СТАТЬЯ »

О секулярной культуре мы, русские, казалось бы, должны сказать в конце столетия больше и глубже, чем другие народы. Конкурировать с нами в Европе могут лишь немцы да испанцы. Потому что наше погружение в эту «светскую культуру» с высоким градусом атеизма — это то, что было удачно названо «антропологической катастрофой». Теперь она позади. Края воронки потихоньку зарастают и округляются. Стоя на краю этой воронки, мы понимаем, что в богословском осмыслении итогов столетия не удастся вот так, запросто вернуться к тому наследию, на котором все оборвалось. Поэтому парадоксально правы и неправы те, кто считает, что все содержание социального учения православия имеется в русской религиозной философии начала века. Возможно, это и так, но мы уже по другую сторону реки. И мы не знаем, как актуализировать это наследие.
Покинув зону антропологической катастрофы, мы неотвратимо входим в культуру постсовременности. Мы — европейская страна, хотя в окружающем нас мире это пока признают неохотно. В конце столетия можно утверждать: дело Петра завершено. Россия модернизирована ровно настолько, что никакой «византийский проект» уже невозможен. И хотя в России еще много идеологических поисков, а ля Леонтьев — причем не только ностальгически-советских, но и новых (Панарин), — все это маргинально.
Социальная доктрина, принятая на соборе, безусловно, признаёт эту реальность и в целом четко указывает место Церкви в современном мире. Другое дело, что указать место — этого уже мало. Мы ожидаем большего: не просто констатаций, а динамического видения. Указующий жест, направленный на точку, на место, — это одно, но совсем другое — указать перспективу.
В глобальной индустрии «имиджей» и смыслов плавают обломки христианских образов. Сегодня вряд ли кто-нибудь уверенно ответит на вопрос о том, что именно хранит культура. До Цицерона под культурой понималось «покровительство дому и месту». Культура — это просто способ хранения. Если бы не импорт терминов, вместо слова «культура» мы говорили бы «хран», или «храна», «хранность». После Цицерона, помимо бережного «консервирования», культура стала обозначать еще и «культивирование». Определений культуры много, авторитетных — около двухсот. Но для христианина смысл культуры прямо связан с вопросом о том, хранит ли она Благую Весть, помнит ли она о главном послании — о Преображении.

ЗАДАНИЯ ДЛЯ ВЫПОЛНЕНИЯ »
1. Что, согласно статье, понималось под культурой до Цицерона?
2. Воспроизведите дословно фрагмент статьи, начиная со слов «О секулярной культуре» и заканчивая словами «актуализировать это наследие.» включительно.
Следующий далее материал является самостоятельным и к статье не относится.

СТРОКИ ДАННЫХ »
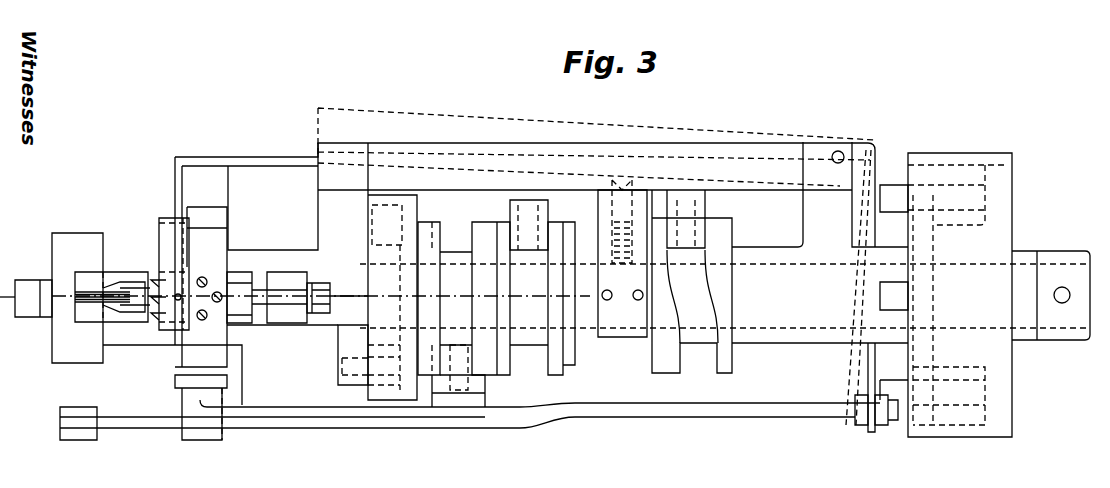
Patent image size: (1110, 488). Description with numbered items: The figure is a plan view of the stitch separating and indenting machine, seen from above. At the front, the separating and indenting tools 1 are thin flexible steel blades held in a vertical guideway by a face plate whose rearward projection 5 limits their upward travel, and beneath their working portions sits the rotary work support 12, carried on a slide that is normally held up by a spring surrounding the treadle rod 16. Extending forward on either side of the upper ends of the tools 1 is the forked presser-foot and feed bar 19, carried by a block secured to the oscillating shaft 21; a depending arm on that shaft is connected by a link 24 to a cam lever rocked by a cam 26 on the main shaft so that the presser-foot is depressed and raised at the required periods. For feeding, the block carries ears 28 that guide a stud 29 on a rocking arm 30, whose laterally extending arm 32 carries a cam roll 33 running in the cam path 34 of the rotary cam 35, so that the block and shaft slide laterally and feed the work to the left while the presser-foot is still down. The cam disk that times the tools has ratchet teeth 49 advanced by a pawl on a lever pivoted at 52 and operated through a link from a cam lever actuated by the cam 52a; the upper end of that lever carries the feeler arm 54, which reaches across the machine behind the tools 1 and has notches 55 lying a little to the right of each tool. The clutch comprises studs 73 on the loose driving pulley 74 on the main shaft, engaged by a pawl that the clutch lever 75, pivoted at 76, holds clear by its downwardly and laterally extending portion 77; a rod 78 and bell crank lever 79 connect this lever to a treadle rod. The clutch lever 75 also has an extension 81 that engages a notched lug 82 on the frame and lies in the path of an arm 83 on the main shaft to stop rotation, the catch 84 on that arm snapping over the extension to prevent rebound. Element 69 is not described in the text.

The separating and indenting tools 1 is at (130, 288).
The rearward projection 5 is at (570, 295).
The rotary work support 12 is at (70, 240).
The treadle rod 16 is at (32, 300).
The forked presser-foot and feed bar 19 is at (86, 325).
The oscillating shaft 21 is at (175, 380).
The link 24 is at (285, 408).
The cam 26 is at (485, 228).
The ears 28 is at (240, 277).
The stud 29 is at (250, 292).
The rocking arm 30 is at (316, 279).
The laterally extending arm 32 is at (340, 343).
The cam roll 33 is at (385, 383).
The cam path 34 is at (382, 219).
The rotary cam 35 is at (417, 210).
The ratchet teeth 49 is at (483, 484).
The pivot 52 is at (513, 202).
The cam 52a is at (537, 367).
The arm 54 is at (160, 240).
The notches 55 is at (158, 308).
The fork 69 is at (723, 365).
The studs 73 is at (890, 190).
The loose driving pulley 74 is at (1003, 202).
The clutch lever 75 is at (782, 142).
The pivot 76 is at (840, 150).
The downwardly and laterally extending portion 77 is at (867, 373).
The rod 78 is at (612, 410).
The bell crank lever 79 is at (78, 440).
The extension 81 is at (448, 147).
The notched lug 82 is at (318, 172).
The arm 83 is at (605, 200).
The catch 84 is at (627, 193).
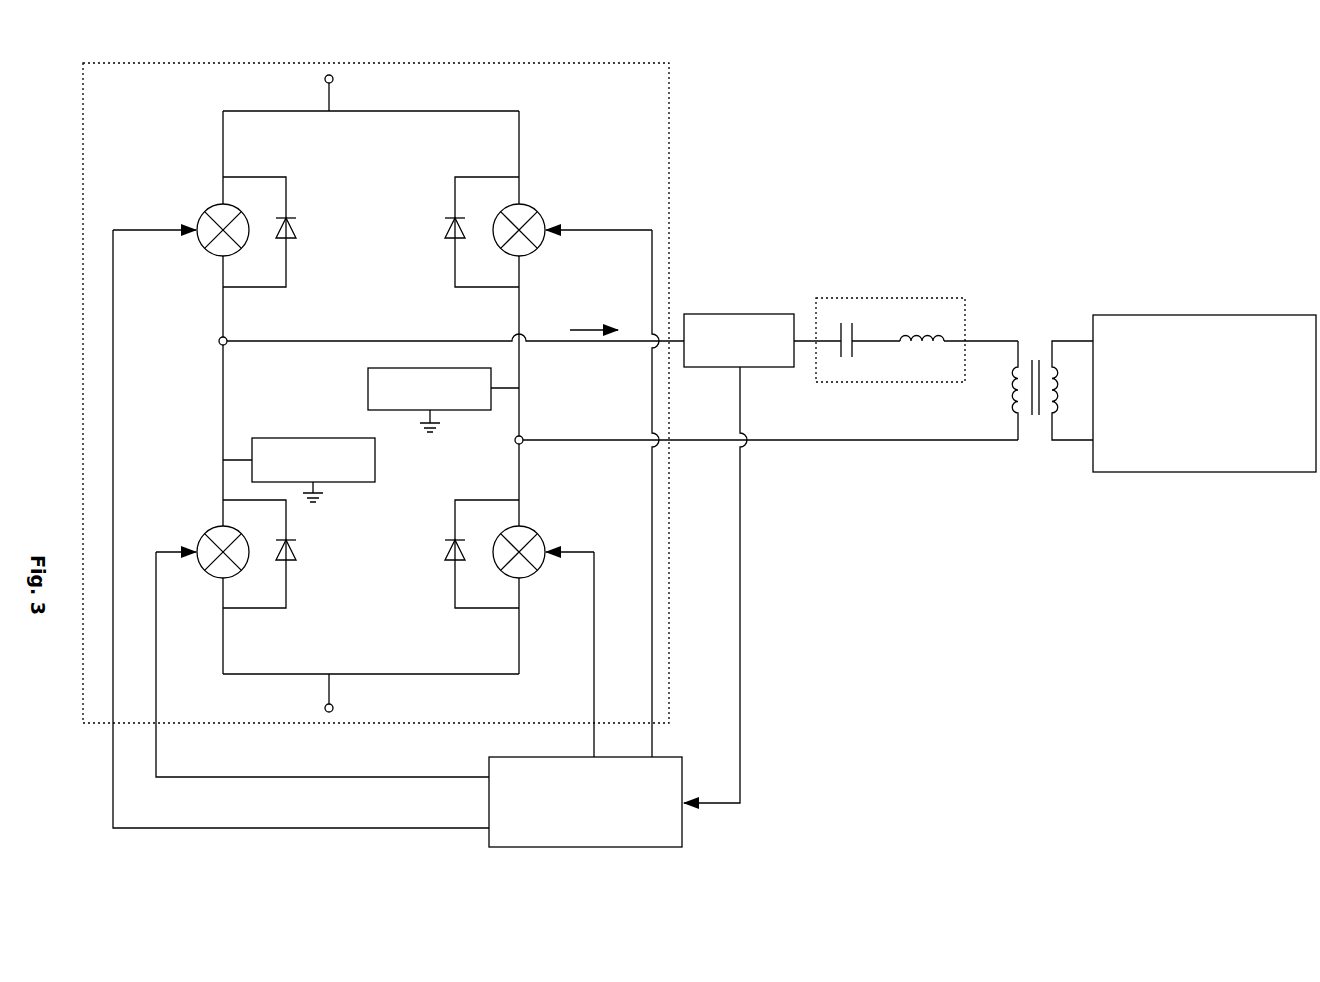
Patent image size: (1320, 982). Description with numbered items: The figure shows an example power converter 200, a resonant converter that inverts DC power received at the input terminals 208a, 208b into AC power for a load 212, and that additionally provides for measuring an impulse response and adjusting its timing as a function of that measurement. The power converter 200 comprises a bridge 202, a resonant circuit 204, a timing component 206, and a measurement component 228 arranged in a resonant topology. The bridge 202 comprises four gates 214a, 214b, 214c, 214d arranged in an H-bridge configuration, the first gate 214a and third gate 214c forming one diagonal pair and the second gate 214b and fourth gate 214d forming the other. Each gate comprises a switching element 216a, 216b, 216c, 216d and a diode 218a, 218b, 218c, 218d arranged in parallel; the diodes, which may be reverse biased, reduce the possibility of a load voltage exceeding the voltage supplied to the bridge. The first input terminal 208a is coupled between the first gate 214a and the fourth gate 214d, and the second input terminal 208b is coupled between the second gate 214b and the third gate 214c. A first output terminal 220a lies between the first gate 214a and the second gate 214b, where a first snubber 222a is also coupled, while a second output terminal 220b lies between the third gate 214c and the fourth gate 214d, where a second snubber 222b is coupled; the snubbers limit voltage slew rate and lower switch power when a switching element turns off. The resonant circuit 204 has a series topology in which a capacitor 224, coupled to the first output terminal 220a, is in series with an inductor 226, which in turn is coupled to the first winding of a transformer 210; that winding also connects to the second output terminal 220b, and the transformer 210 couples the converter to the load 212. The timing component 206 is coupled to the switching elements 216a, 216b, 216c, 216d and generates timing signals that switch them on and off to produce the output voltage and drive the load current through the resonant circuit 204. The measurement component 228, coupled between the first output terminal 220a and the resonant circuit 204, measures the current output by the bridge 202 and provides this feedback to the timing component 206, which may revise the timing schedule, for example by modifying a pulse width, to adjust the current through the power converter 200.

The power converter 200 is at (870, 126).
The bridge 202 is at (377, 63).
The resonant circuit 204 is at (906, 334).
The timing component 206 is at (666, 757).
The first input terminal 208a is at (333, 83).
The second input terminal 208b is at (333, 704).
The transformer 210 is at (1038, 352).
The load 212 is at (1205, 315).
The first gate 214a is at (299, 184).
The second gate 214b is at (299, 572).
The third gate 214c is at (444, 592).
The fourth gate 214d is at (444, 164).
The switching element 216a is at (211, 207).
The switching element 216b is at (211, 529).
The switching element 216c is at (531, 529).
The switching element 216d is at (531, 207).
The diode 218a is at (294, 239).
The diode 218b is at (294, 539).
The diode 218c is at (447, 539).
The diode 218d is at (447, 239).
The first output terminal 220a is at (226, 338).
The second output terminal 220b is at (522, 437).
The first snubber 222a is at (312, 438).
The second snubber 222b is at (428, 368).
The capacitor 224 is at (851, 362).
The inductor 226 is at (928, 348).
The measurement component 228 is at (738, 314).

* * *

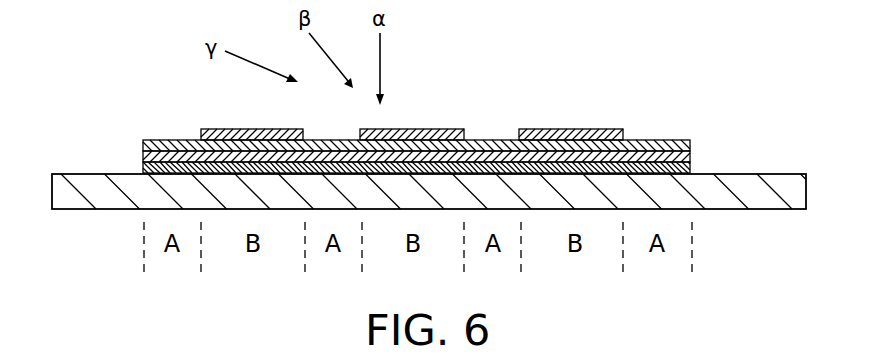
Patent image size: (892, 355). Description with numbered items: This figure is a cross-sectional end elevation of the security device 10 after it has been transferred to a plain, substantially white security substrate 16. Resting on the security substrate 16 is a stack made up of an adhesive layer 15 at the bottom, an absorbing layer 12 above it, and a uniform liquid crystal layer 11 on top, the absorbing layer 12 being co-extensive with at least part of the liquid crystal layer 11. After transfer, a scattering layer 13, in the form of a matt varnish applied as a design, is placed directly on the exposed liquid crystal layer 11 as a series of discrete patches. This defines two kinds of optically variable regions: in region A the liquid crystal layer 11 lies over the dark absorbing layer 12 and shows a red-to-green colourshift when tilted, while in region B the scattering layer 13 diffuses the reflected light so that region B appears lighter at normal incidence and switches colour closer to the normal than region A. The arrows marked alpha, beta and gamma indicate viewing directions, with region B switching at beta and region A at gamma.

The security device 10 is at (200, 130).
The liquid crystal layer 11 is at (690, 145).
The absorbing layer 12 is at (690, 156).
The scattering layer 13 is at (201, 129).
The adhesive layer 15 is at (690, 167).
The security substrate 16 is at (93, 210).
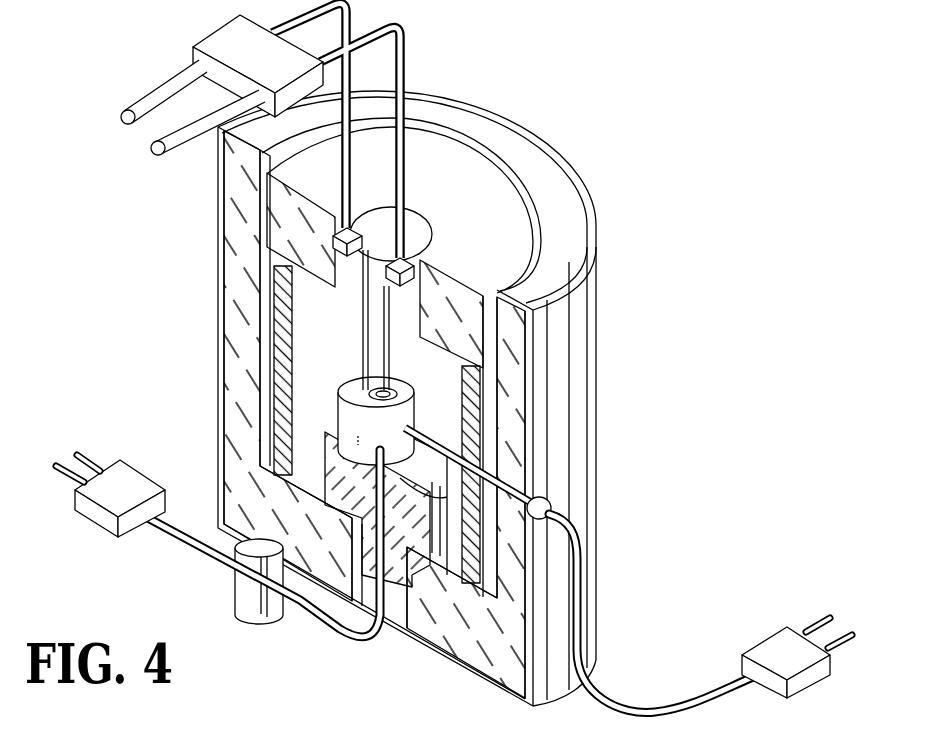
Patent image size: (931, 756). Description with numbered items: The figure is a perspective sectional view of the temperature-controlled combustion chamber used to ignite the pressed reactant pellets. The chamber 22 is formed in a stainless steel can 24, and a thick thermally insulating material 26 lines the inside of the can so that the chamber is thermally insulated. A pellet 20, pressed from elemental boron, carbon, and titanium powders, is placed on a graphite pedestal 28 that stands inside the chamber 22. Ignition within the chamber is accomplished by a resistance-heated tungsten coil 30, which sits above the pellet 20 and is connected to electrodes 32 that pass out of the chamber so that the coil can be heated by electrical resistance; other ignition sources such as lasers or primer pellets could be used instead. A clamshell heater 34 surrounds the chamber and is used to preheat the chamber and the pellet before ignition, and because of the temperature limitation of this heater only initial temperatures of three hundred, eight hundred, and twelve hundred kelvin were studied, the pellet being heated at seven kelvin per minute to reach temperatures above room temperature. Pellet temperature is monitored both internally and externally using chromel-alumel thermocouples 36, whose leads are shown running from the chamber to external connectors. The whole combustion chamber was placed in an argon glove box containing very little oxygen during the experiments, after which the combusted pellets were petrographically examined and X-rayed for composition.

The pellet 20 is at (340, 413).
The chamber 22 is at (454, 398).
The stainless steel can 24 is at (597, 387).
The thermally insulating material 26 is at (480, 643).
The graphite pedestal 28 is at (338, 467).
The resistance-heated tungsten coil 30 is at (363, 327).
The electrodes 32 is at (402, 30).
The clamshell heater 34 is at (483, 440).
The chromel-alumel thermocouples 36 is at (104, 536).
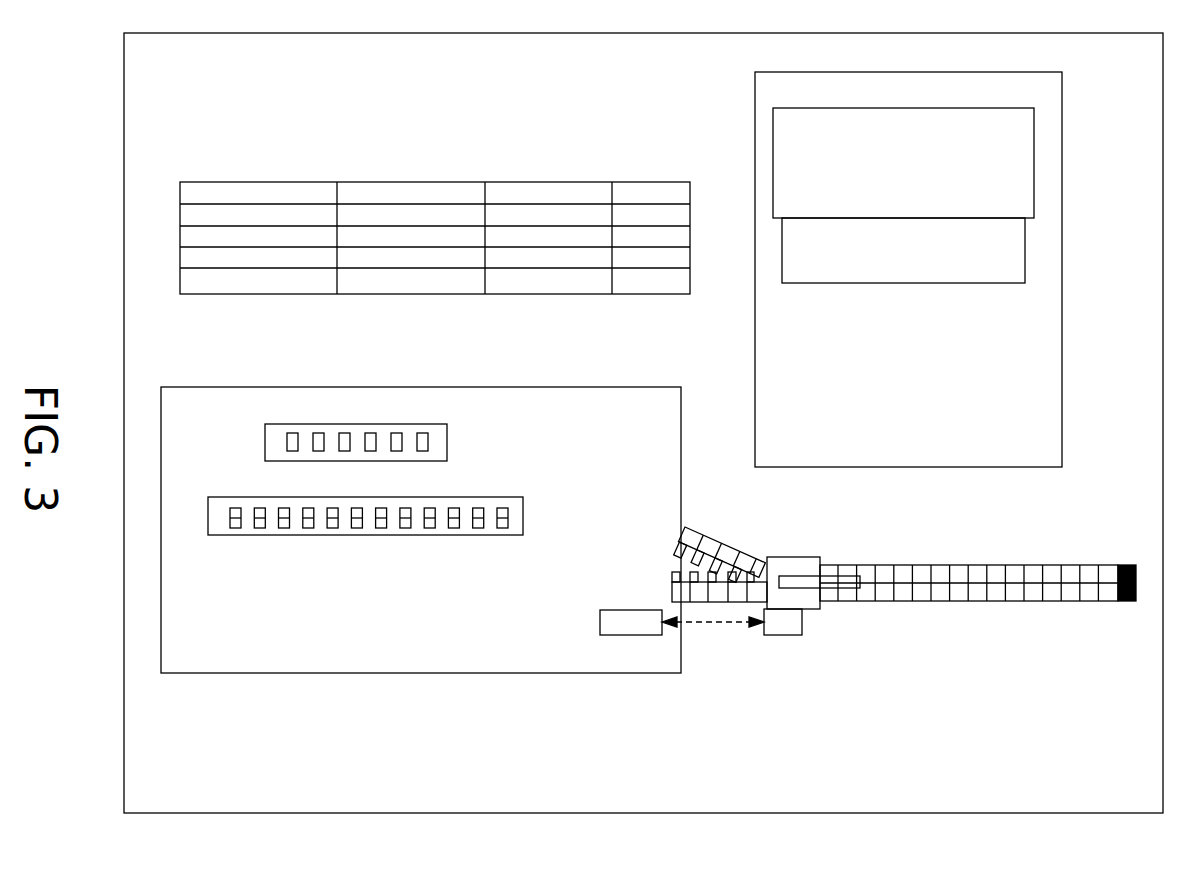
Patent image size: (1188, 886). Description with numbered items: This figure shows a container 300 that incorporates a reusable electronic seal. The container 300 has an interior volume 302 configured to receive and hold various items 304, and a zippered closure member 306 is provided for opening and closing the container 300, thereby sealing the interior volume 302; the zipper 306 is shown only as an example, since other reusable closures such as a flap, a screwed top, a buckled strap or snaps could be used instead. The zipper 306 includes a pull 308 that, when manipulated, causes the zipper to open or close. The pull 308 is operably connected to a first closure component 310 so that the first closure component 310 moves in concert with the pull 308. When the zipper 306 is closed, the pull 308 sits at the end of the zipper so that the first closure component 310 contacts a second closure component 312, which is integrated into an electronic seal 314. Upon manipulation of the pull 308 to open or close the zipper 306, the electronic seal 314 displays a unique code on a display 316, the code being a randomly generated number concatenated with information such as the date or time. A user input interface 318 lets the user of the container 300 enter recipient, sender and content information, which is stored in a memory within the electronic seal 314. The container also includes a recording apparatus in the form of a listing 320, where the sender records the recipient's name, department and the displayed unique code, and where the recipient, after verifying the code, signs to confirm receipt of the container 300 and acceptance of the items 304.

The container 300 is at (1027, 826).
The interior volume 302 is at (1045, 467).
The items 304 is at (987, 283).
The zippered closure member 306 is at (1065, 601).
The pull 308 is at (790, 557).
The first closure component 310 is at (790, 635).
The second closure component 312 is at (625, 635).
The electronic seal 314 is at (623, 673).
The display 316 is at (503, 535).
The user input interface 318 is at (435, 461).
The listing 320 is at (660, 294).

--

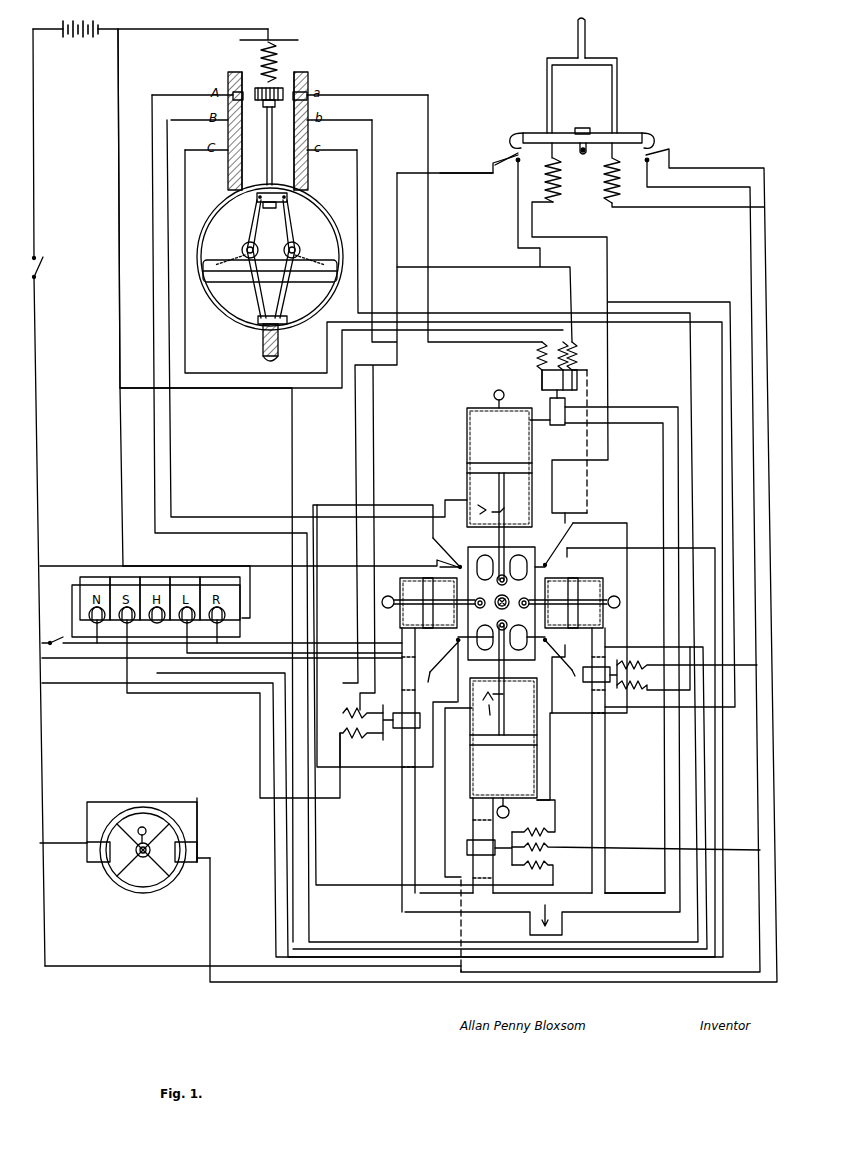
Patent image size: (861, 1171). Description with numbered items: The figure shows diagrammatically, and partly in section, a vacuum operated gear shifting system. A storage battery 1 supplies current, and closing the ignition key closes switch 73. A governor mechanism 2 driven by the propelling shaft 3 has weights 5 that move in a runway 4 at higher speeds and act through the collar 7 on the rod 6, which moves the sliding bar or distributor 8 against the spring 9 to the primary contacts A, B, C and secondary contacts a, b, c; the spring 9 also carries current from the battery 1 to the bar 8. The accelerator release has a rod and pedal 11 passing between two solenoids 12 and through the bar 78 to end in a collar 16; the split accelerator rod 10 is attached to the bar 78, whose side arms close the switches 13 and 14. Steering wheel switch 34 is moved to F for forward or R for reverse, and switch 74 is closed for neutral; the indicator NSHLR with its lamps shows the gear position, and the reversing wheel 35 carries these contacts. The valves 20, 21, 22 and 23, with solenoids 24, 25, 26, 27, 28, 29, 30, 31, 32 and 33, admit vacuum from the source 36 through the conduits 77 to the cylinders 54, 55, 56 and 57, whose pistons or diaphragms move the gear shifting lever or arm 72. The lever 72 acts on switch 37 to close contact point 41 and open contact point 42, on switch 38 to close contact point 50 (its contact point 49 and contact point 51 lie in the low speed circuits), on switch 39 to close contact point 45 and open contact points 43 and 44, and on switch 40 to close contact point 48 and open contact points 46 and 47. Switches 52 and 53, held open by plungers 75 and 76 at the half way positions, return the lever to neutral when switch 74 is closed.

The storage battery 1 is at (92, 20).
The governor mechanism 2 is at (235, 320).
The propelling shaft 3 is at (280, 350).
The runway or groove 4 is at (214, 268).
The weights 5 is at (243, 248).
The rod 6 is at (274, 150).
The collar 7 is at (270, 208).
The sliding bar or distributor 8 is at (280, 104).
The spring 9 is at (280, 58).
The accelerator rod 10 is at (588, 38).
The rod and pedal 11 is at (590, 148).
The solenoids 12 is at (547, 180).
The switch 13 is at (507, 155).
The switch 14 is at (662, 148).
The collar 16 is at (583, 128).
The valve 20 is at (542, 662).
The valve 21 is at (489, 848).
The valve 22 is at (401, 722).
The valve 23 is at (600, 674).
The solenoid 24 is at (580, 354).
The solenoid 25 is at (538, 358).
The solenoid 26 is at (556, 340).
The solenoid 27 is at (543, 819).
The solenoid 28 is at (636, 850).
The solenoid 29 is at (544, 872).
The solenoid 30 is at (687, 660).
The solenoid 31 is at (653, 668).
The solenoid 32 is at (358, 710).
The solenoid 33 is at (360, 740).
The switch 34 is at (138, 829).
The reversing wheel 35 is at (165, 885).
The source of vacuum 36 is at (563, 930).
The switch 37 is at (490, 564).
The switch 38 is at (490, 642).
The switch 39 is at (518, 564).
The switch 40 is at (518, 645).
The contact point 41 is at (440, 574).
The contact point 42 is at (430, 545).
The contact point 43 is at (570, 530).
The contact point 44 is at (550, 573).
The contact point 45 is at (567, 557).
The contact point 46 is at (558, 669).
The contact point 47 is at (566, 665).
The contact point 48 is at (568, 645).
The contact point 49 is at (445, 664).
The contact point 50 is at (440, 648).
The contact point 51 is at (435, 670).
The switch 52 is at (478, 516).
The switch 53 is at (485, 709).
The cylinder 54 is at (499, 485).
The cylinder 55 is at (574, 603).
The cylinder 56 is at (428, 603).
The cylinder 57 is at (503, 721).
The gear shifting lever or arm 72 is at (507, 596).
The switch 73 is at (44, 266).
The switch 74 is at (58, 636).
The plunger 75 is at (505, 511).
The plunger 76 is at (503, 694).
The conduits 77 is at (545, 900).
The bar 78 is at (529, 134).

ПОЛНЫЕ ОТВЕТЫ »
1. До Цицерона под культурой понималось «покровительство дому и месту».

2.
О секулярной культуре мы, русские, казалось бы, должны сказать в конце столетия больше и глубже, чем другие народы. Конкурировать с нами в Европе могут лишь немцы да испанцы. Потому что наше погружение в эту «светскую культуру» с высоким градусом атеизма — это то, что было удачно названо «антропологической катастрофой». Теперь она позади. Края воронки потихоньку зарастают и округляются. Стоя на краю этой воронки, мы понимаем, что в богословском осмыслении итогов столетия не удастся вот так, запросто вернуться к тому наследию, на котором все оборвалось. Поэтому парадоксально правы и неправы те, кто считает, что все содержание социального учения православия имеется в русской религиозной философии начала века. Возможно, это и так, но мы уже по другую сторону реки. И мы не знаем, как актуализировать это наследие.